**Written instruction:** Search the material and gather each line with "title" in it.
** begin Dataset **
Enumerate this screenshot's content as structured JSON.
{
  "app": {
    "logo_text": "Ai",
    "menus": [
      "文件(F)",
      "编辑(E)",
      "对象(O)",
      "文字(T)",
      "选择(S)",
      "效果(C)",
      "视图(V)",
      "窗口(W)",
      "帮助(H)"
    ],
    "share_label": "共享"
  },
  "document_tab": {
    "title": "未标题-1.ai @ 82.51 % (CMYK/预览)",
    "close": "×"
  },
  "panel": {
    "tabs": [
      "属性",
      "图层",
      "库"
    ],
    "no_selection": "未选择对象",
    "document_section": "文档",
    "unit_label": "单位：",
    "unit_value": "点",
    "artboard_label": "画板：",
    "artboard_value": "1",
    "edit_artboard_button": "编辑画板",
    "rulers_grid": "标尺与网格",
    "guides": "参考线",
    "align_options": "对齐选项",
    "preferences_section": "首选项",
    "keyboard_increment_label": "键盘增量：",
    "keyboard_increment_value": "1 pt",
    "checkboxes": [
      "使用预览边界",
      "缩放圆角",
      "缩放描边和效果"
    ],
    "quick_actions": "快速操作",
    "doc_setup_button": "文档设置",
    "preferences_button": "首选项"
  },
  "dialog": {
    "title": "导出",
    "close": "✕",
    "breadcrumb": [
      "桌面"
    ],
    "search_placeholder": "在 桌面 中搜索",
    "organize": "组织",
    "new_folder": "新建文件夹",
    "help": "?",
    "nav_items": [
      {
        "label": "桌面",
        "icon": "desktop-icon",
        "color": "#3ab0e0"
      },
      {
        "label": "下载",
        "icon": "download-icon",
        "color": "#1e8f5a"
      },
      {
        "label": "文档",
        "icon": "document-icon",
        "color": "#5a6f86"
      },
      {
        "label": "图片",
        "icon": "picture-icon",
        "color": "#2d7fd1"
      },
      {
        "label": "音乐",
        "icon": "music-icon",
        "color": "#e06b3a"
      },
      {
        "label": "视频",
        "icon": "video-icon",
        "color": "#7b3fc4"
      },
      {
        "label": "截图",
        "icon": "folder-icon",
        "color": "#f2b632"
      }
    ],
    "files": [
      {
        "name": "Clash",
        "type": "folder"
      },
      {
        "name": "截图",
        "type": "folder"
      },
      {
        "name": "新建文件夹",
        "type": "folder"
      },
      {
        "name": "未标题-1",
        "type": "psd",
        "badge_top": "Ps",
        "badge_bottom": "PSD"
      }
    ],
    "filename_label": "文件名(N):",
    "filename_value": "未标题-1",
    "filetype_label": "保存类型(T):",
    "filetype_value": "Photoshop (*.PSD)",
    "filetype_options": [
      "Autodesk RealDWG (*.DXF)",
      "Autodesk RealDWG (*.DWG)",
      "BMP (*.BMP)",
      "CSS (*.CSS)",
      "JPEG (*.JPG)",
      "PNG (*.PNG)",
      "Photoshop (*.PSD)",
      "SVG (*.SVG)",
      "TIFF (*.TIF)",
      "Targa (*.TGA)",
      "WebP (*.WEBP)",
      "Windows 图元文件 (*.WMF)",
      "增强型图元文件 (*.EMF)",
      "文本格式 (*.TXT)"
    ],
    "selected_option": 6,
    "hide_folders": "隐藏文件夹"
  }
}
** end Dataset **
** begin Dataset **
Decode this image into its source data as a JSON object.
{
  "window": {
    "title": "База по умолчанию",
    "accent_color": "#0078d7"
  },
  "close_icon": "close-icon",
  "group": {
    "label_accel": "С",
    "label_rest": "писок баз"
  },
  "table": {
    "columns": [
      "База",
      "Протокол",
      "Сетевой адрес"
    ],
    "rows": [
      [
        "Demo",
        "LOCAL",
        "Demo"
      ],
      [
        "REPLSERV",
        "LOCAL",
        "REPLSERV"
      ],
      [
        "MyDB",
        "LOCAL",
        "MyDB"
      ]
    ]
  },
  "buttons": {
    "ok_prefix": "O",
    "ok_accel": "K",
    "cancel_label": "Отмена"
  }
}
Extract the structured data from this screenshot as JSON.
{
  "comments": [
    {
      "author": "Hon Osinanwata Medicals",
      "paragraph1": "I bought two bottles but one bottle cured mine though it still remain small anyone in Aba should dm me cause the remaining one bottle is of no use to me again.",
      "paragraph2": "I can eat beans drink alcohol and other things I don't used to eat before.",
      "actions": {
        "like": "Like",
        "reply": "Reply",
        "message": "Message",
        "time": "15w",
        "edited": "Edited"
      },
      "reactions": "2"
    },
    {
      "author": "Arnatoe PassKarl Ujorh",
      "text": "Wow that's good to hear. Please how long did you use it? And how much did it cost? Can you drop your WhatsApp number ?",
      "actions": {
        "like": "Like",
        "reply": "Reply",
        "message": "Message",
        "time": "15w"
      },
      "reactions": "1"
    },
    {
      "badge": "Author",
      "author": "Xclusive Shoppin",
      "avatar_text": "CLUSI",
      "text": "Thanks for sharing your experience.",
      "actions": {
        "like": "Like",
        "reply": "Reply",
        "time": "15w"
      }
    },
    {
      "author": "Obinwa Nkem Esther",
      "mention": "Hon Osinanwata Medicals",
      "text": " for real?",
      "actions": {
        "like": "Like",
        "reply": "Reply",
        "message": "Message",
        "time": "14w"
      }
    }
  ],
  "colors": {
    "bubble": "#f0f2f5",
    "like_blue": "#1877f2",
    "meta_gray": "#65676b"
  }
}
** end Dataset **
**Reply to the task:**
    "title": "未标题-1.ai @ 82.51 % (CMYK/预览)",
    "title": "导出",
    "title": "База по умолчанию",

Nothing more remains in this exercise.